▶ _Exercise_
Which lines below hold the word "icon"? Copy all of them.
— Start Data shown —
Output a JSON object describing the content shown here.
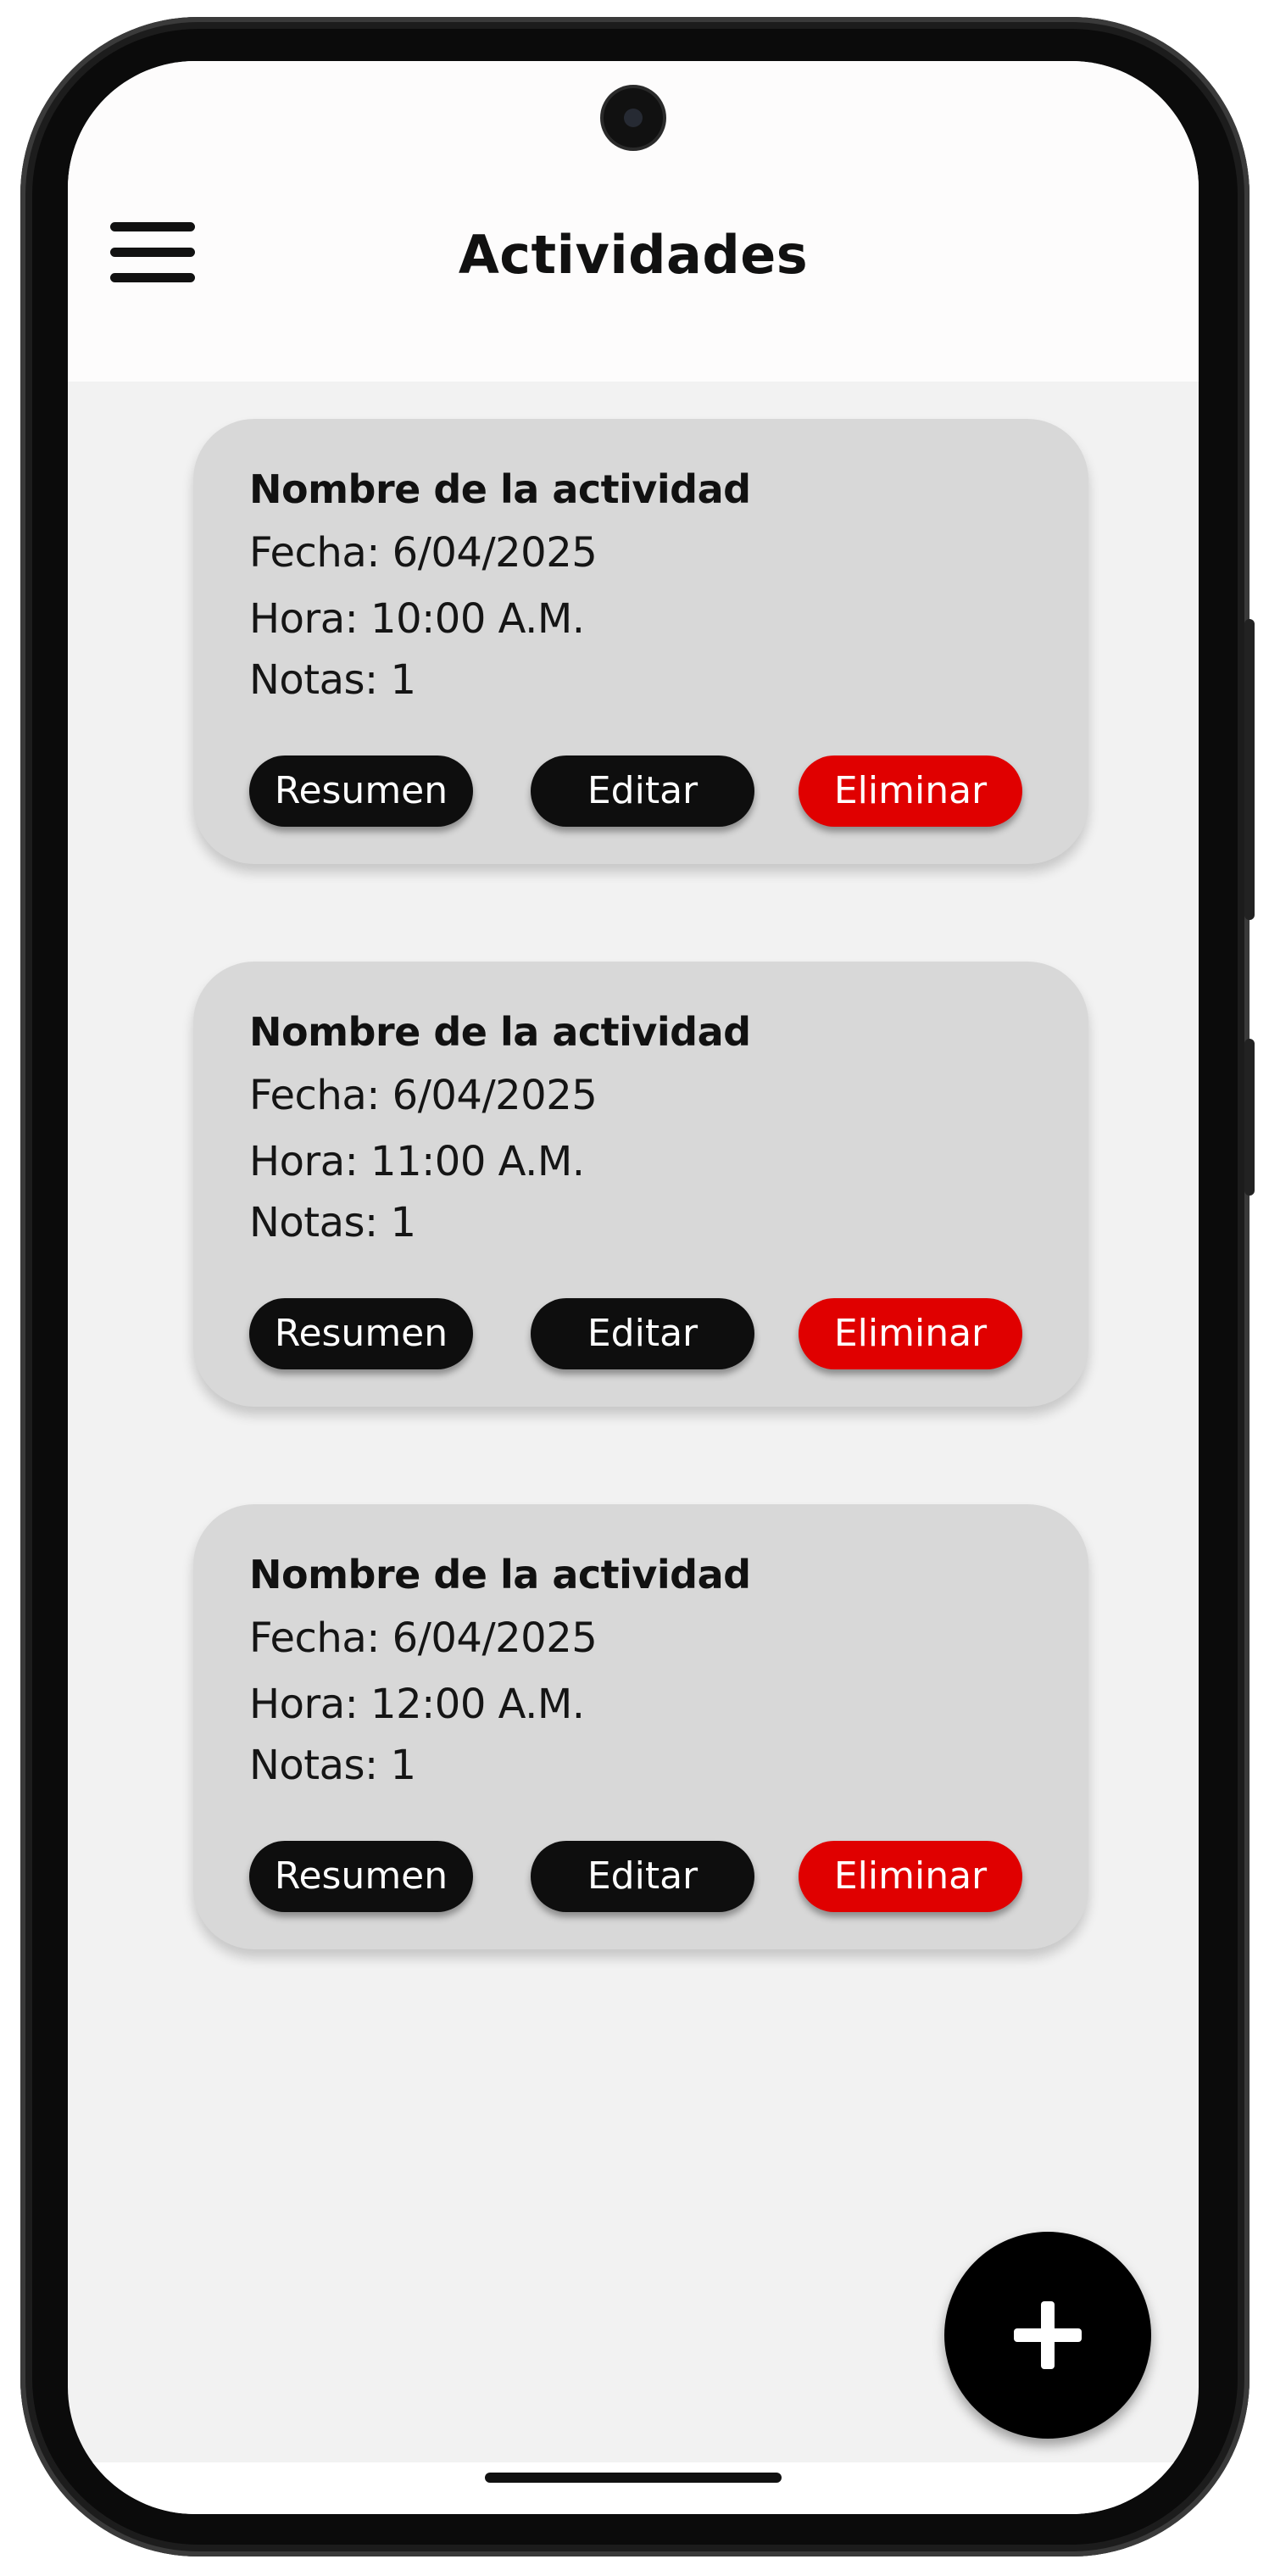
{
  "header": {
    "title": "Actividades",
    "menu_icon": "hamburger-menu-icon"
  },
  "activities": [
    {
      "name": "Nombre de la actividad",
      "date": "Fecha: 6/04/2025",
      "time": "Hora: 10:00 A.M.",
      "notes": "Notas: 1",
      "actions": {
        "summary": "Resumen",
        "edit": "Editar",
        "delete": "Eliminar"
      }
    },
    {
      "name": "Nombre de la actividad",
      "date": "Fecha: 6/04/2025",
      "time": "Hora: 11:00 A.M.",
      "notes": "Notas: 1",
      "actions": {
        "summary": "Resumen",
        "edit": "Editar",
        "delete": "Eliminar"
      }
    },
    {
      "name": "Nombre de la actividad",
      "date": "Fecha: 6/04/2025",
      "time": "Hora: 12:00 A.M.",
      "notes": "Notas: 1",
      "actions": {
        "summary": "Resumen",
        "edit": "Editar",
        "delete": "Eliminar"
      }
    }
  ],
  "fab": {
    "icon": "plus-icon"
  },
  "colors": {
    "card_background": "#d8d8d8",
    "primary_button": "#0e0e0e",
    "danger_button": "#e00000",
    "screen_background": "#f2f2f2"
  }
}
— End Data shown —
▶ _Written solution_
    "menu_icon": "hamburger-menu-icon"
    "icon": "plus-icon"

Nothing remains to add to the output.